>> begin Listed entries

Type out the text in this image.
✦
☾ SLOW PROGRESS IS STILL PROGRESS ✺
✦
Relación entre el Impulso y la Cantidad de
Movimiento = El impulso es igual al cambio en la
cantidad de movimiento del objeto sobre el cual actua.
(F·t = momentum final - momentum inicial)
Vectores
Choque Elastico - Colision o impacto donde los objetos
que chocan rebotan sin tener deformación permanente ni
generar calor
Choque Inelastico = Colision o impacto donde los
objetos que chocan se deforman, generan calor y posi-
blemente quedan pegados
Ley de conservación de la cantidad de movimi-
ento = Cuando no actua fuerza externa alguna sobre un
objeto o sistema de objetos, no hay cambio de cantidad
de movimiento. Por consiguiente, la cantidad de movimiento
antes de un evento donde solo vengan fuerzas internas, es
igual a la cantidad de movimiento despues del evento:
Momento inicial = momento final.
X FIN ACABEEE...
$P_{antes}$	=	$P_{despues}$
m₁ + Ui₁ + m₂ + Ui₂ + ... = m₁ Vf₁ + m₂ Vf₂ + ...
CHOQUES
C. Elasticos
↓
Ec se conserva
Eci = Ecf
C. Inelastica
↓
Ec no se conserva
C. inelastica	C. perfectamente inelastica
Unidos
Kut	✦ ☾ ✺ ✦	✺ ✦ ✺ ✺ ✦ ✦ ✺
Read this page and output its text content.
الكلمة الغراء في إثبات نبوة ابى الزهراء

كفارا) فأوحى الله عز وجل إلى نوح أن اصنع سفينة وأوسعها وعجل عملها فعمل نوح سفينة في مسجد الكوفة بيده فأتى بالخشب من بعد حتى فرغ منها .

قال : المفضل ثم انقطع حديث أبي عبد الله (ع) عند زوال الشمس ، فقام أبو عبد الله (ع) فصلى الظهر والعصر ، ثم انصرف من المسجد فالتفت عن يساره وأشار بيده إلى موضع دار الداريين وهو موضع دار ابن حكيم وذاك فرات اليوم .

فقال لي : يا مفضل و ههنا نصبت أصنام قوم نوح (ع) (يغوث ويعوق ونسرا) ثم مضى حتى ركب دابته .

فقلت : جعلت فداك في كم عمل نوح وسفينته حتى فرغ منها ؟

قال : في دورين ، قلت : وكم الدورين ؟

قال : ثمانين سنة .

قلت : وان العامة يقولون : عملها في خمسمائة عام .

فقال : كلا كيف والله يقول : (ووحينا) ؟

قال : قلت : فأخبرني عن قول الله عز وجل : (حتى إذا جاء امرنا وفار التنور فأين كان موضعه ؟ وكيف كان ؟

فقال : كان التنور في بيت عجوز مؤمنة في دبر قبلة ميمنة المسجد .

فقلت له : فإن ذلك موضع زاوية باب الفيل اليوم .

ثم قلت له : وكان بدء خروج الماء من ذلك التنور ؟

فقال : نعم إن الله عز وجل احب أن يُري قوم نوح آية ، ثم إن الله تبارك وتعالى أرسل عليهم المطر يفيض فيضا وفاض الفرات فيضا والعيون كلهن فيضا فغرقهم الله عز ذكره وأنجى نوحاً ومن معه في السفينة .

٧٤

>> end Listed entries

**Exercise requirements**
Pick out the lines that contain "cambio" and copy them.

**Response**
Movimiento = El impulso es igual al cambio en la
objeto o sistema de objetos, no hay cambio de cantidad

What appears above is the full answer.